» Stated exercise
Below are some records. Pull every line that contains the word "cdot".

——

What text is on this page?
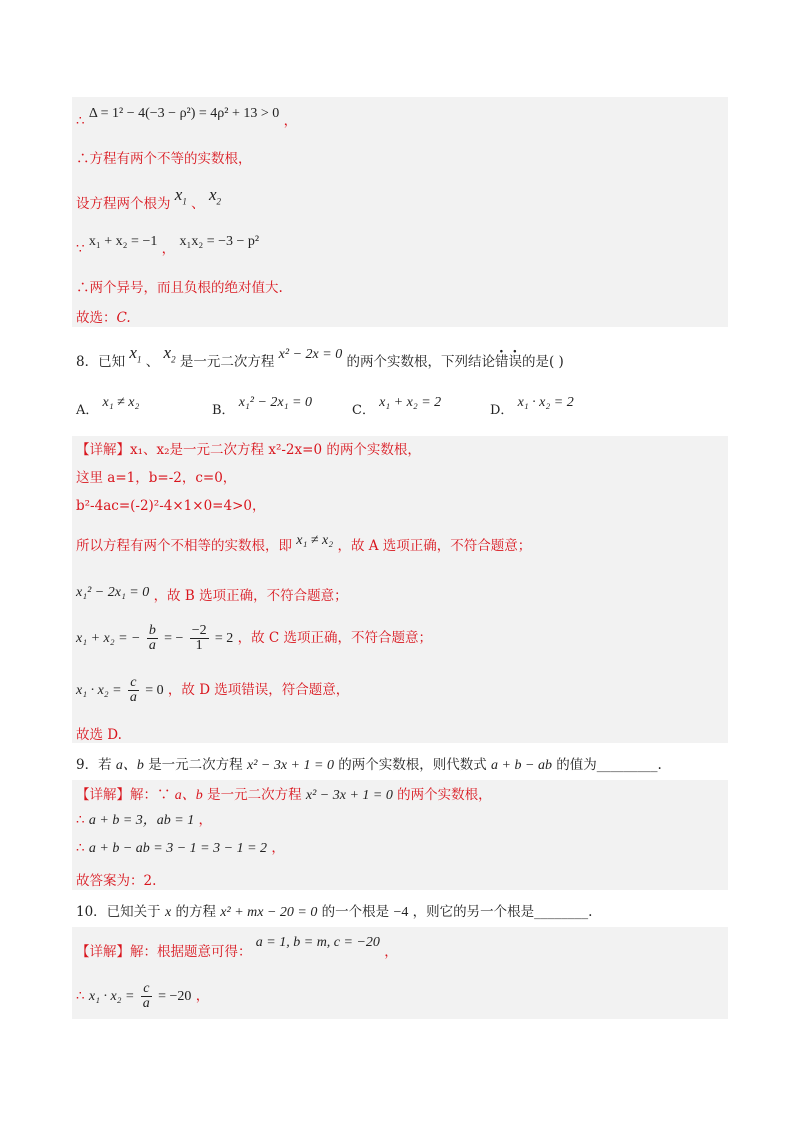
∴ Δ = 1² − 4(−3 − ρ²) = 4ρ² + 13 > 0 ，
∴方程有两个不等的实数根，
设方程两个根为 $x_1$ 、 $x_2$
∵ x₁ + x₂ = −1 ， x₁x₂ = −3 − p²
∴两个异号，而且负根的绝对值大.
故选：C.
8．已知 $x_1$ 、 $x_2$ 是一元二次方程 x² − 2x = 0 的两个实数根，下列结论错误的是( )
A． x₁ ≠ x₂
B． x₁² − 2x₁ = 0
C． x₁ + x₂ = 2
D． x₁ · x₂ = 2
【详解】x₁、x₂是一元二次方程 x²-2x=0 的两个实数根，
这里 a=1，b=-2，c=0，
b²-4ac=(-2)²-4×1×0=4>0，
所以方程有两个不相等的实数根，即 x₁ ≠ x₂ ，故 A 选项正确，不符合题意；
x₁² − 2x₁ = 0 ，故 B 选项正确，不符合题意；
x₁ + x₂ = − $\frac{b}{a}$ = − $\frac{-2}{1} = 2$ ，故 C 选项正确，不符合题意；
$x_1 \cdot x_2 = \frac{c}{a} = 0$ ，故 D 选项错误，符合题意，
故选 D.
9．若 a、b 是一元二次方程 x² − 3x + 1 = 0 的两个实数根，则代数式 a + b − ab 的值为_________.
【详解】解：∵ a、b 是一元二次方程 x² − 3x + 1 = 0 的两个实数根，
∴ a + b = 3，ab = 1 ，
∴ a + b − ab = 3 − 1 = 3 − 1 = 2 ，
故答案为：2.
10．已知关于 x 的方程 x² + mx − 20 = 0 的一个根是 −4 ，则它的另一个根是________.
【详解】解：根据题意可得： a = 1, b = m, c = −20 ，
∴ $x_1 \cdot x_2 = \frac{c}{a} = -20$ ，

——

» Worked solution
$x_1 \cdot x_2 = \frac{c}{a} = 0$ ，故 D 选项错误，符合题意，
∴ $x_1 \cdot x_2 = \frac{c}{a} = -20$ ，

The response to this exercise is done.